▶ **SHORT TASK A**:
Answer these questions from the blog page below, one answer per line, marked the same way:
(i) For how long did Joe Jordan play for AC Milan?
(ii) Who is Hayley McQueen's father?
(iii) What does the abbreviation ABU stand for?

──────

Posts Tagged ‘Manchester United’

A Modern Caravaggio?

Wednesday, February 16th, 2011

I found this amazing photo on the MSNBC photoblog site (the image is a link through to the site) of last night’s brawl in the San Siro started by AC Milan’s Rino Gattuso. It looks like a modern day Caravaggio painting that you could imagine hanging in the National Gallery.

Gattuso vs Joe Jordan

Gattuso vs Joe Jordan -- via MSNBC

There was something quite remarkable about the incident, mainly because it involved Joe Jordan. Ironically Jordan played himself for AC Milan for two years in the early 80s after he’d left Man Utd. Before which he’d been a member of the notorious Leeds United side of the 1970s and, as expected for that team, was the sort of Scottish centre-forward who looked as if he’d been carved out of granite. But the most notorious thing about Joe Jordan — that anyone who followed football in the seventies would remember was his missing front teeth (knocked out in an early Leeds United match) which made him look like the most intimidating player ever seen on a football pitch — looking less like a human in the photo below than some sort of werewolf from hell.

Joe Jordan minus teeth

Joe Jordan minus teeth (via Telegraph website)

This is the sort of collective memory from an era well over 30 years ago that seems (to paraphrase Laurie Lee) to be almost from another country — the sort of childhood recollection that makes a TV series like ‘Life on Mars’  so popular. Joe Jordan, or at least his image, is forever a peculiar sort of icon for a huge portion of the population — an icon of looking hard — and now he’s sixty and wears glasses (although he took them off ready at the end) we all feel outraged that a mouthy, theatrical primadonna like Gattuso dares to assault that memory.

Ray Wilkins, who will have played with Jordan at Man Utd, was outraged during the commentary and in the post-match discussion Graeme Souness, a player himself with a reputation for being one of the ‘hardest’ midfield players and a Scotland contemporary of Jordan, looked as if he wanted to get into the Milan dressing room to sort Gatusso out himself, although he speculated that Jordan would have been able to so that on his own in five minutes.

The whole Sky end-of-match summary had something of generational respect to it as Spurs manager Harry Redknapp, surely the least cosmopolitan of Premiership managers, turned up on the panel with his son Jamie and they looked at the replays of the shocking Flamini (given almost surreal spice due to his Arsenal past) tackle as well as Gattuso’s raging bull act — it was almost like being in their living room as they bridled against a family insult. (Click here quickly to read a less-than-flattering Wikipedia summary of Flamini’s career before it is changed.)

Even eighteen hours after the game, Gattuso and Jordan are still trending on Twitter in the UK, such is the amazing interest in the incident, which perhaps shows underlying codes of human behaviour that are still almost primeval. Looking at some of the tweets randomly after the game there were probably more women than men who wanted Jordan to have nutted Gattuso back. Hayley McQueen (who, despite looking very much her part as a Sky Sports News female presenter is a good source of sports news on Twitter) mentioned about how her dad (Gordon McQueen — also ex-Leeds, Man Utd and Scotland) and her ‘Uncle Joe’ used to scare the living daylights out of her prospective boyfriends and posted this amazing retro photograph of the two ‘out on the pull’. That wallpaper alone should have been enough to floor Gattuso.

The Nihilism of ABUs

Tuesday, September 21st, 2010

One troubling facet of this country is represented by the legions of ABUs (Anything But United) whose motivation seems to be purely pessimistic, destructive and nihilistic. I can understand why supporters of another football club may dislike Manchester United but they seem absolutely the wrong club to be the recipients of blind, unquestioning, hateful negativity — although Alex Ferguson’s defensive truculence could invite dislike on a personal level.

──────

▶ **SHORT TASK B**:
In the records below, return the lines verbatim. Begin at the line that contains "- order-id: 24601: [293, 817, 332, 834]" and stop after the line that contains "- table-row[interactable]: 132".

──────

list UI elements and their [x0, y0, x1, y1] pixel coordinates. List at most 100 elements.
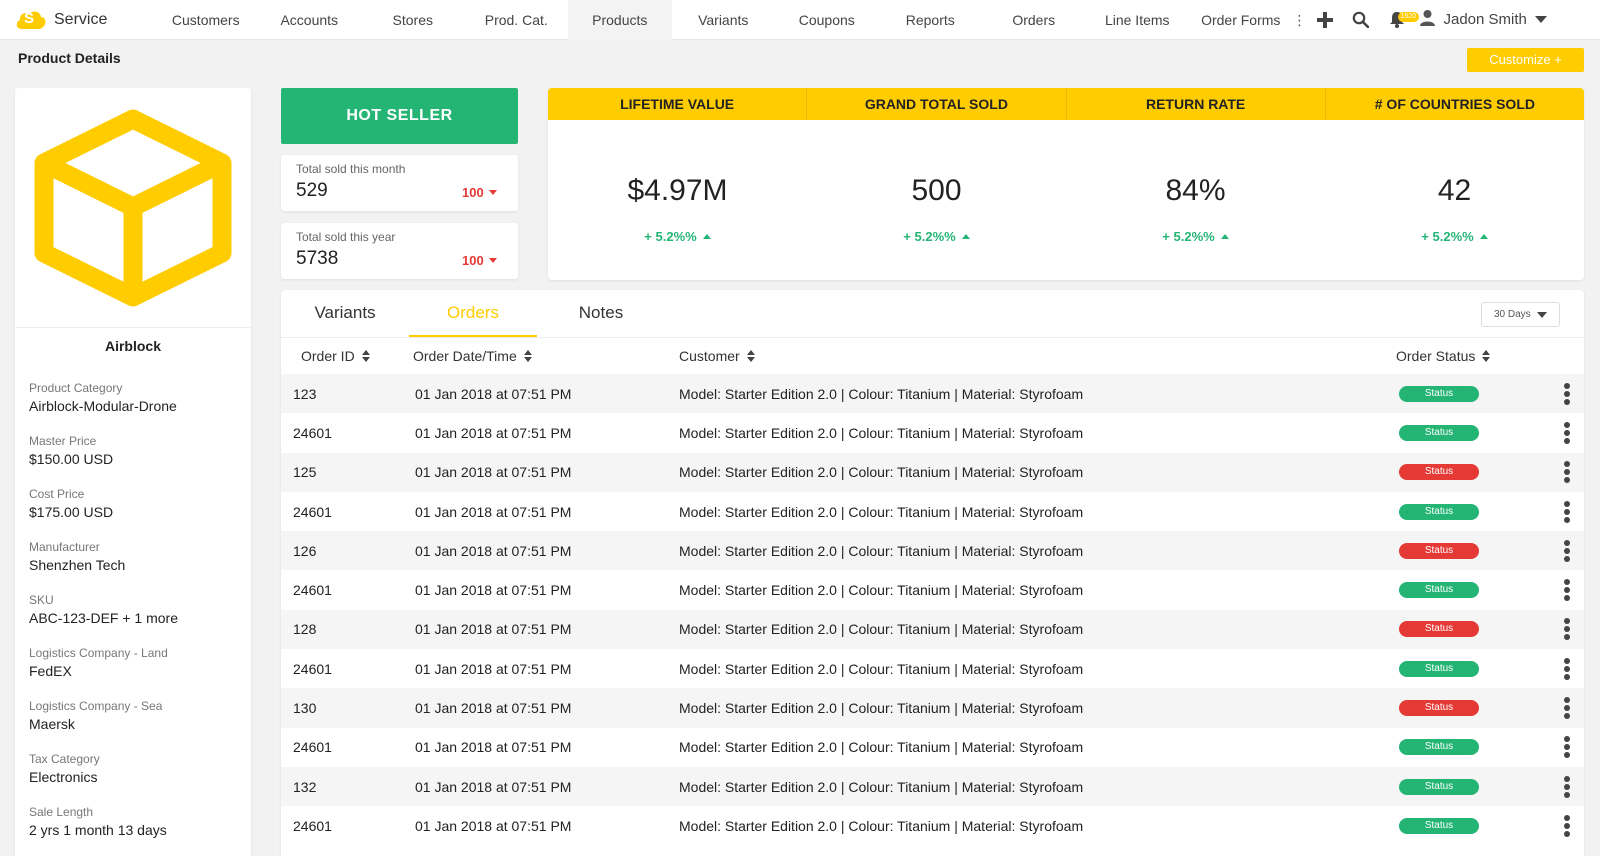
- order-id: 24601: [293, 817, 332, 834]
- table-row[interactable]: 24601 01 Jan 2018 at 07:51 PM Model: Start…: [281, 806, 1584, 845]
- table-row[interactable]: 24601 01 Jan 2018 at 07:51 PM Model: Start…: [281, 492, 1584, 531]
- nav-item-line-items[interactable]: Line Items: [1086, 0, 1190, 40]
- order-date: 01 Jan 2018 at 07:51 PM: [415, 700, 572, 717]
- tab-notes[interactable]: Notes: [537, 290, 665, 337]
- nav-item-order-forms[interactable]: Order Forms: [1189, 0, 1293, 40]
- orders-table-body: 123 01 Jan 2018 at 07:51 PM Model: Starter…: [281, 374, 1584, 846]
- hot-seller-badge: HOT SELLER: [281, 88, 518, 144]
- table-row[interactable]: 132 01 Jan 2018 at 07:51 PM Model: Starter…: [281, 766, 1584, 807]
- kebab-menu-icon[interactable]: [1564, 814, 1570, 838]
- col-status[interactable]: Order Status: [1396, 348, 1491, 364]
- nav-item-variants[interactable]: Variants: [672, 0, 776, 40]
- detail-item: Manufacturer Shenzhen Tech: [29, 539, 251, 592]
- detail-value: Maersk: [29, 716, 75, 732]
- stat-column: $4.97M + 5.2%%: [548, 120, 807, 244]
- status-badge: Status: [1399, 621, 1479, 638]
- status-badge: Status: [1399, 464, 1479, 481]
- stat-delta: + 5.2%%: [807, 229, 1066, 244]
- plus-icon[interactable]: [1307, 0, 1343, 40]
- order-id: 126: [293, 542, 317, 559]
- kebab-menu-icon[interactable]: [1564, 460, 1570, 484]
- stat-header: RETURN RATE: [1067, 88, 1326, 120]
- kebab-menu-icon[interactable]: [1564, 539, 1570, 563]
- status-badge: Status: [1399, 700, 1479, 717]
- detail-label: Product Category: [29, 381, 123, 395]
- table-row[interactable]: 126 01 Jan 2018 at 07:51 PM Model: Starter…: [281, 531, 1584, 571]
- order-customer: Model: Starter Edition 2.0 | Colour: Tit…: [679, 542, 1084, 559]
- nav-item-orders[interactable]: Orders: [982, 0, 1086, 40]
- order-customer: Model: Starter Edition 2.0 | Colour: Tit…: [679, 621, 1084, 638]
- nav-item-coupons[interactable]: Coupons: [775, 0, 879, 40]
- kebab-menu-icon[interactable]: [1564, 578, 1570, 602]
- table-row[interactable]: 130 01 Jan 2018 at 07:51 PM Model: Starter…: [281, 688, 1584, 728]
- nav-item-accounts[interactable]: Accounts: [258, 0, 362, 40]
- nav-item-stores[interactable]: Stores: [361, 0, 465, 40]
- caret-down-icon: [488, 258, 497, 263]
- order-id: 24601: [293, 660, 332, 677]
- product-image: [15, 88, 251, 328]
- kebab-menu-icon[interactable]: [1564, 696, 1570, 720]
- bell-icon[interactable]: 1520: [1379, 0, 1420, 40]
- nav-item-reports[interactable]: Reports: [879, 0, 983, 40]
- detail-item: Logistics Company - Sea Maersk: [29, 698, 251, 751]
- app-logo[interactable]: S Service: [14, 7, 154, 33]
- table-row[interactable]: 24601 01 Jan 2018 at 07:51 PM Model: Start…: [281, 413, 1584, 452]
- stat-column: 500 + 5.2%%: [807, 120, 1066, 244]
- stat-delta: + 5.2%%: [1066, 229, 1325, 244]
- kebab-menu-icon[interactable]: [1564, 500, 1570, 524]
- product-name: Airblock: [104, 338, 161, 354]
- col-customer[interactable]: Customer: [679, 348, 755, 364]
- kebab-menu-icon[interactable]: [1564, 382, 1570, 406]
- caret-up-icon: [1220, 234, 1229, 239]
- order-date: 01 Jan 2018 at 07:51 PM: [415, 817, 572, 834]
- user-menu[interactable]: Jadon Smith: [1419, 0, 1547, 40]
- order-id: 24601: [293, 424, 332, 441]
- range-select[interactable]: 30 Days: [1481, 302, 1560, 327]
- col-date[interactable]: Order Date/Time: [413, 348, 532, 364]
- customize-button[interactable]: Customize +: [1467, 48, 1584, 72]
- order-id: 24601: [293, 582, 332, 599]
- table-row[interactable]: 24601 01 Jan 2018 at 07:51 PM Model: Start…: [281, 728, 1584, 767]
- table-row[interactable]: 123 01 Jan 2018 at 07:51 PM Model: Starter…: [281, 374, 1584, 414]
- col-order-id[interactable]: Order ID: [301, 348, 370, 364]
- stat-delta: + 5.2%%: [548, 229, 807, 244]
- stat-value: 500: [911, 174, 962, 207]
- order-customer: Model: Starter Edition 2.0 | Colour: Tit…: [679, 700, 1084, 717]
- caret-up-icon: [702, 234, 711, 239]
- kebab-menu-icon[interactable]: [1564, 657, 1570, 681]
- order-customer: Model: Starter Edition 2.0 | Colour: Tit…: [679, 817, 1084, 834]
- logo-letter: S: [24, 9, 35, 27]
- kebab-menu-icon[interactable]: [1564, 421, 1570, 445]
- detail-value: $150.00 USD: [29, 451, 114, 467]
- search-icon[interactable]: [1343, 0, 1379, 40]
- tab-variants[interactable]: Variants: [281, 290, 409, 337]
- table-row[interactable]: 24601 01 Jan 2018 at 07:51 PM Model: Start…: [281, 570, 1584, 609]
- nav-overflow-icon[interactable]: ⋮: [1293, 0, 1307, 40]
- monthly-delta-value: 100: [462, 185, 484, 200]
- nav-item-customers[interactable]: Customers: [154, 0, 258, 40]
- user-icon: [1419, 9, 1436, 31]
- table-row[interactable]: 128 01 Jan 2018 at 07:51 PM Model: Starter…: [281, 609, 1584, 650]
- nav-item-prod-cat[interactable]: Prod. Cat.: [465, 0, 569, 40]
- monthly-sales-value: 529: [296, 180, 328, 201]
- table-row[interactable]: 24601 01 Jan 2018 at 07:51 PM Model: Start…: [281, 649, 1584, 688]
- kebab-menu-icon[interactable]: [1564, 735, 1570, 759]
- order-id: 24601: [293, 739, 332, 756]
- order-date: 01 Jan 2018 at 07:51 PM: [415, 621, 572, 638]
- product-card: Airblock Product Category Airblock-Modula…: [15, 88, 251, 856]
- order-customer: Model: Starter Edition 2.0 | Colour: Tit…: [679, 660, 1084, 677]
- table-row[interactable]: 125 01 Jan 2018 at 07:51 PM Model: Starter…: [281, 452, 1584, 492]
- kebab-menu-icon[interactable]: [1564, 775, 1570, 799]
- order-customer: Model: Starter Edition 2.0 | Colour: Tit…: [679, 739, 1084, 756]
- sort-icon: [361, 350, 370, 362]
- nav-item-products[interactable]: Products: [568, 0, 672, 40]
- detail-label: Cost Price: [29, 487, 85, 501]
- detail-label: Tax Category: [29, 752, 100, 766]
- status-badge: Status: [1399, 582, 1479, 599]
- page-title: Product Details: [18, 50, 121, 66]
- stat-header: GRAND TOTAL SOLD: [807, 88, 1067, 120]
- kebab-menu-icon[interactable]: [1564, 617, 1570, 641]
- order-id: 128: [293, 621, 317, 638]
- detail-value: FedEX: [29, 663, 72, 679]
- tab-orders[interactable]: Orders: [409, 290, 537, 337]
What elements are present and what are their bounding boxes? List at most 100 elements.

──────

▶ **SOLUTION A**:
(i) Two years, in the early 80s.
(ii) Gordon McQueen.
(iii) Anything But United.

▶ **SOLUTION B**:
- order-id: 24601: [293, 817, 332, 834]
- table-row[interactable]: 24601 01 Jan 2018 at 07:51 PM Model: Start…: [281, 806, 1584, 845]
- table-row[interactable]: 24601 01 Jan 2018 at 07:51 PM Model: Start…: [281, 492, 1584, 531]
- nav-item-line-items[interactable]: Line Items: [1086, 0, 1190, 40]
- order-date: 01 Jan 2018 at 07:51 PM: [415, 700, 572, 717]
- tab-notes[interactable]: Notes: [537, 290, 665, 337]
- nav-item-order-forms[interactable]: Order Forms: [1189, 0, 1293, 40]
- orders-table-body: 123 01 Jan 2018 at 07:51 PM Model: Starter…: [281, 374, 1584, 846]
- hot-seller-badge: HOT SELLER: [281, 88, 518, 144]
- table-row[interactable]: 132 01 Jan 2018 at 07:51 PM Model: Starter…: [281, 766, 1584, 807]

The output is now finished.